Objective:
Lines holding the string "force" are the ones to copy from this listing.

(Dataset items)

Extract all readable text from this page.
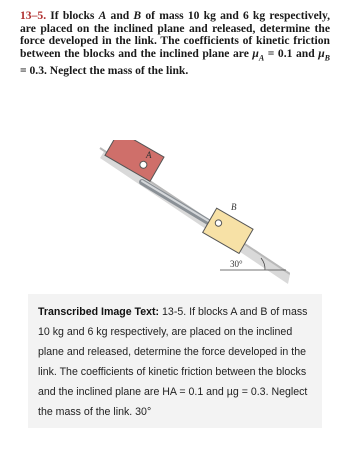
13–5. If blocks A and B of mass 10 kg and 6 kg respectively, are placed on the inclined plane and released, determine the force developed in the link. The coefficients of kinetic friction between the blocks and the inclined plane are $\mu_A = 0.1$ and $\mu_B = 0.3$. Neglect the mass of the link.
A
B
30°
Transcribed Image Text: 13-5. If blocks A and B of mass 10 kg and 6 kg respectively, are placed on the inclined plane and released, determine the force developed in the link. The coefficients of kinetic friction between the blocks and the inclined plane are HA = 0.1 and µg = 0.3. Neglect the mass of the link. 30°
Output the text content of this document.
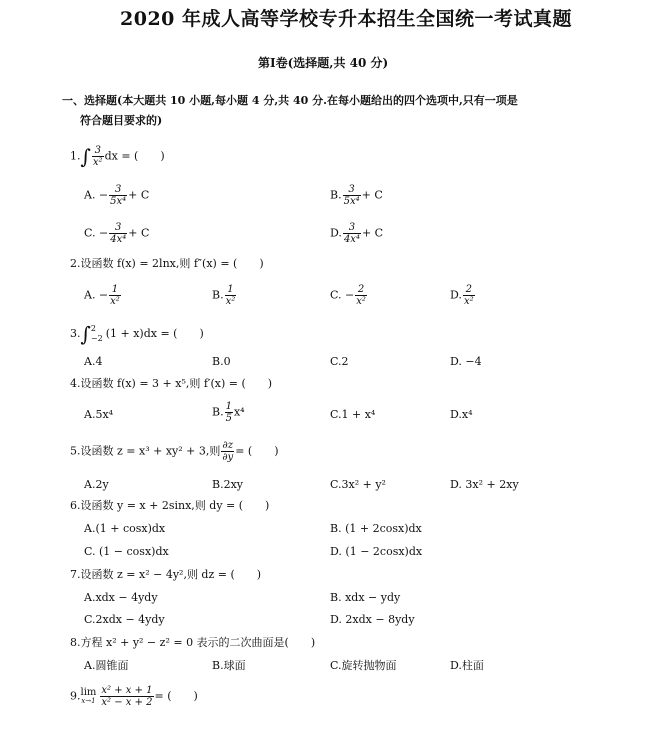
2020 年成人高等学校专升本招生全国统一考试真题
第Ⅰ卷(选择题,共 40 分)
一、选择题(本大题共 10 小题,每小题 4 分,共 40 分.在每小题给出的四个选项中,只有一项是
符合题目要求的)
$1.\int \frac{3}{\text{x²}}$ dx = (　　)
A. − $\frac{3}{\text{5x⁴}} + C$	B. $\frac{3}{\text{5x⁴}} + C$
C. − $\frac{3}{\text{4x⁴}} + C$	D. $\frac{3}{\text{4x⁴}} + C$
2.设函数 f(x) = 2lnx,则 f″(x) = (　　)
A. − $\frac{1}{\text{x²}}$	B. $\frac{1}{\text{x²}}$	C. − $\frac{2}{\text{x²}}$	D. $\frac{2}{\text{x²}}$
3.∫ 2
−2 (1 + x)dx = (　　)
A.4	B.0	C.2	D. −4
4.设函数 f(x) = 3 + x⁵,则 f′(x) = (　　)
A.5x⁴	B. $\frac{1}{5} x^4$	C.1 + x⁴	D.x⁴
5.设函数 z = x³ + xy² + 3,则 $\frac{\partial z}{\partial y}$ = (　　)
A.2y	B.2xy	C.3x² + y²	D. 3x² + 2xy
6.设函数 y = x + 2sinx,则 dy = (　　)
A.(1 + cosx)dx	B. (1 + 2cosx)dx
C. (1 − cosx)dx	D. (1 − 2cosx)dx
7.设函数 z = x² − 4y²,则 dz = (　　)
A.xdx − 4ydy	B. xdx − ydy
C.2xdx − 4ydy	D. 2xdx − 8ydy
8.方程 x² + y² − z² = 0 表示的二次曲面是(　　)
A.圆锥面	B.球面	C.旋转抛物面	D.柱面
9. lim
$x\to 1 \frac{\text{x² + x + 1}}{\text{x² − x + 2}}$ = (　　)
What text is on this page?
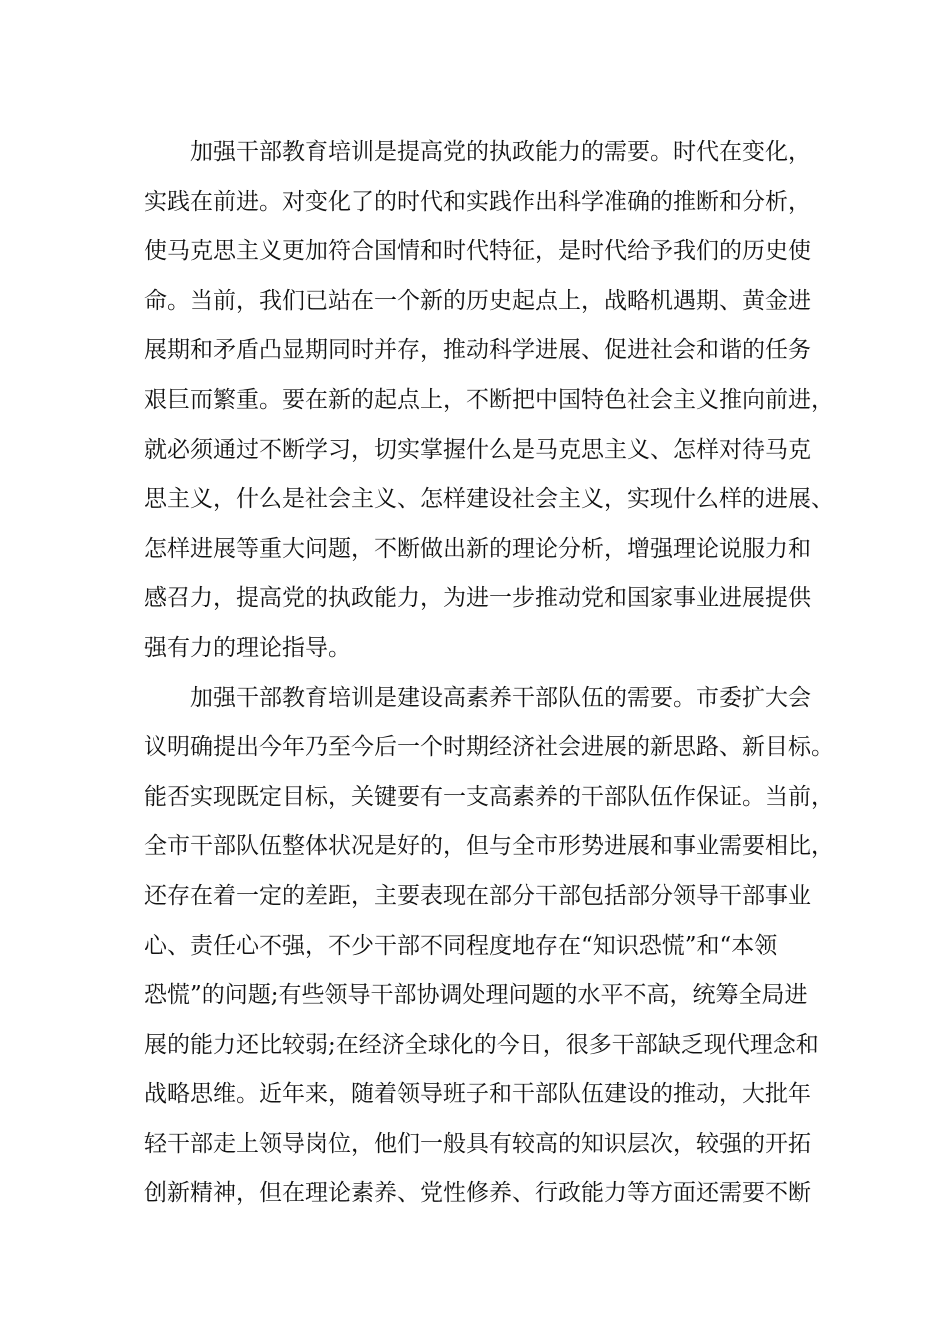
加强干部教育培训是提高党的执政能力的需要。时代在变化，
实践在前进。对变化了的时代和实践作出科学准确的推断和分析，
使马克思主义更加符合国情和时代特征，是时代给予我们的历史使
命。当前，我们已站在一个新的历史起点上，战略机遇期、黄金进
展期和矛盾凸显期同时并存，推动科学进展、促进社会和谐的任务
艰巨而繁重。要在新的起点上，不断把中国特色社会主义推向前进，
就必须通过不断学习，切实掌握什么是马克思主义、怎样对待马克
思主义，什么是社会主义、怎样建设社会主义，实现什么样的进展、
怎样进展等重大问题，不断做出新的理论分析，增强理论说服力和
感召力，提高党的执政能力，为进一步推动党和国家事业进展提供
强有力的理论指导。
加强干部教育培训是建设高素养干部队伍的需要。市委扩大会
议明确提出今年乃至今后一个时期经济社会进展的新思路、新目标。
能否实现既定目标，关键要有一支高素养的干部队伍作保证。当前，
全市干部队伍整体状况是好的，但与全市形势进展和事业需要相比，
还存在着一定的差距，主要表现在部分干部包括部分领导干部事业
心、责任心不强，不少干部不同程度地存在“知识恐慌”和“本领
恐慌”的问题;有些领导干部协调处理问题的水平不高，统筹全局进
展的能力还比较弱;在经济全球化的今日，很多干部缺乏现代理念和
战略思维。近年来，随着领导班子和干部队伍建设的推动，大批年
轻干部走上领导岗位，他们一般具有较高的知识层次，较强的开拓
创新精神，但在理论素养、党性修养、行政能力等方面还需要不断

Finished task:
13–5. If blocks A and B of mass 10 kg and 6 kg respectively, are placed on the inclined plane and released, determine the force developed in the link. The coefficients of kinetic friction between the blocks and the inclined plane are $\mu_A = 0.1$ and $\mu_B = 0.3$. Neglect the mass of the link.
Transcribed Image Text: 13-5. If blocks A and B of mass 10 kg and 6 kg respectively, are placed on the inclined plane and released, determine the force developed in the link. The coefficients of kinetic friction between the blocks and the inclined plane are HA = 0.1 and µg = 0.3. Neglect the mass of the link. 30°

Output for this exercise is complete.